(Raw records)
┏━━
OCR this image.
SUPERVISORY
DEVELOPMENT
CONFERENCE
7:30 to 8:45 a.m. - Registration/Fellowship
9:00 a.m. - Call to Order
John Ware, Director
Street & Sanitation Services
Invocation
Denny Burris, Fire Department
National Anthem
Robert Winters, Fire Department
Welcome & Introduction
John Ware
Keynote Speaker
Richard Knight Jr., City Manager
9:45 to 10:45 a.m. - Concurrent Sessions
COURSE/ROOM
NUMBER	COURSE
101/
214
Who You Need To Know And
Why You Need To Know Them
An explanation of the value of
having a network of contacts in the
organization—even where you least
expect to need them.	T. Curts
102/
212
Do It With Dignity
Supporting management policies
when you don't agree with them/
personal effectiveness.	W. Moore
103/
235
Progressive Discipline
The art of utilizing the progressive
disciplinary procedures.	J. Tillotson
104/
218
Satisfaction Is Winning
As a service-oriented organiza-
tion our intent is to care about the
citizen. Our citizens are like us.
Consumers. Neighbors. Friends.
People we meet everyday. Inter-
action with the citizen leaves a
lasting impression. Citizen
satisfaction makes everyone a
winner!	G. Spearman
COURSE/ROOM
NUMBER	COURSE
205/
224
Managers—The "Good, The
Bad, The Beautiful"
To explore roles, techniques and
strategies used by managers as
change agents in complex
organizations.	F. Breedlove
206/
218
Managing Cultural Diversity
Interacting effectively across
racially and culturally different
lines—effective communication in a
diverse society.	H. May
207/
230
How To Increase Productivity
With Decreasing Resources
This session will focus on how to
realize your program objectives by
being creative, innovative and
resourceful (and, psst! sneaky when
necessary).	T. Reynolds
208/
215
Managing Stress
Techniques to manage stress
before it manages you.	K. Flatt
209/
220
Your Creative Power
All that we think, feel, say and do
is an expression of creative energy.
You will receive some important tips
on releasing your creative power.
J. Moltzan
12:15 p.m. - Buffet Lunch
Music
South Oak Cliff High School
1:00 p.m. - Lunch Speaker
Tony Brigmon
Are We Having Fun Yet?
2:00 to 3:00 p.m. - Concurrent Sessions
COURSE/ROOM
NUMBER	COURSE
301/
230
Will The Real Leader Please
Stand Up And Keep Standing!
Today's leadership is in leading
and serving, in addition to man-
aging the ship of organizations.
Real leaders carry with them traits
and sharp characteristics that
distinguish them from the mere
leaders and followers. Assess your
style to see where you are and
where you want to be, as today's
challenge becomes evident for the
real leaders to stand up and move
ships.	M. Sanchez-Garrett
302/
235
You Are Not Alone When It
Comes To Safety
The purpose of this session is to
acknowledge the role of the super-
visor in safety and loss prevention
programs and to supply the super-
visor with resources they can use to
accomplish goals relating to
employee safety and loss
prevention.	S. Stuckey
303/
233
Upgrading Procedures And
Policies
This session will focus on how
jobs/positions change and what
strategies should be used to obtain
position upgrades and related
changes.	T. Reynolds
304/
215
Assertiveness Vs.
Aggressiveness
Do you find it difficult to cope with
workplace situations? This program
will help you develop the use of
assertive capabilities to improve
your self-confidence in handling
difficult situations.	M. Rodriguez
┗━━
Work required. Your task is to give the records above again, exactly.

Task solution.
OCR this image.
SUPERVISORY
DEVELOPMENT
CONFERENCE
7:30 to 8:45 a.m. - Registration/Fellowship
9:00 a.m. - Call to Order
John Ware, Director
Street & Sanitation Services
Invocation
Denny Burris, Fire Department
National Anthem
Robert Winters, Fire Department
Welcome & Introduction
John Ware
Keynote Speaker
Richard Knight Jr., City Manager
9:45 to 10:45 a.m. - Concurrent Sessions
COURSE/ROOM
NUMBER	COURSE
101/
214
Who You Need To Know And
Why You Need To Know Them
An explanation of the value of
having a network of contacts in the
organization—even where you least
expect to need them.	T. Curts
102/
212
Do It With Dignity
Supporting management policies
when you don't agree with them/
personal effectiveness.	W. Moore
103/
235
Progressive Discipline
The art of utilizing the progressive
disciplinary procedures.	J. Tillotson
104/
218
Satisfaction Is Winning
As a service-oriented organiza-
tion our intent is to care about the
citizen. Our citizens are like us.
Consumers. Neighbors. Friends.
People we meet everyday. Inter-
action with the citizen leaves a
lasting impression. Citizen
satisfaction makes everyone a
winner!	G. Spearman
COURSE/ROOM
NUMBER	COURSE
205/
224
Managers—The "Good, The
Bad, The Beautiful"
To explore roles, techniques and
strategies used by managers as
change agents in complex
organizations.	F. Breedlove
206/
218
Managing Cultural Diversity
Interacting effectively across
racially and culturally different
lines—effective communication in a
diverse society.	H. May
207/
230
How To Increase Productivity
With Decreasing Resources
This session will focus on how to
realize your program objectives by
being creative, innovative and
resourceful (and, psst! sneaky when
necessary).	T. Reynolds
208/
215
Managing Stress
Techniques to manage stress
before it manages you.	K. Flatt
209/
220
Your Creative Power
All that we think, feel, say and do
is an expression of creative energy.
You will receive some important tips
on releasing your creative power.
J. Moltzan
12:15 p.m. - Buffet Lunch
Music
South Oak Cliff High School
1:00 p.m. - Lunch Speaker
Tony Brigmon
Are We Having Fun Yet?
2:00 to 3:00 p.m. - Concurrent Sessions
COURSE/ROOM
NUMBER	COURSE
301/
230
Will The Real Leader Please
Stand Up And Keep Standing!
Today's leadership is in leading
and serving, in addition to man-
aging the ship of organizations.
Real leaders carry with them traits
and sharp characteristics that
distinguish them from the mere
leaders and followers. Assess your
style to see where you are and
where you want to be, as today's
challenge becomes evident for the
real leaders to stand up and move
ships.	M. Sanchez-Garrett
302/
235
You Are Not Alone When It
Comes To Safety
The purpose of this session is to
acknowledge the role of the super-
visor in safety and loss prevention
programs and to supply the super-
visor with resources they can use to
accomplish goals relating to
employee safety and loss
prevention.	S. Stuckey
303/
233
Upgrading Procedures And
Policies
This session will focus on how
jobs/positions change and what
strategies should be used to obtain
position upgrades and related
changes.	T. Reynolds
304/
215
Assertiveness Vs.
Aggressiveness
Do you find it difficult to cope with
workplace situations? This program
will help you develop the use of
assertive capabilities to improve
your self-confidence in handling
difficult situations.	M. Rodriguez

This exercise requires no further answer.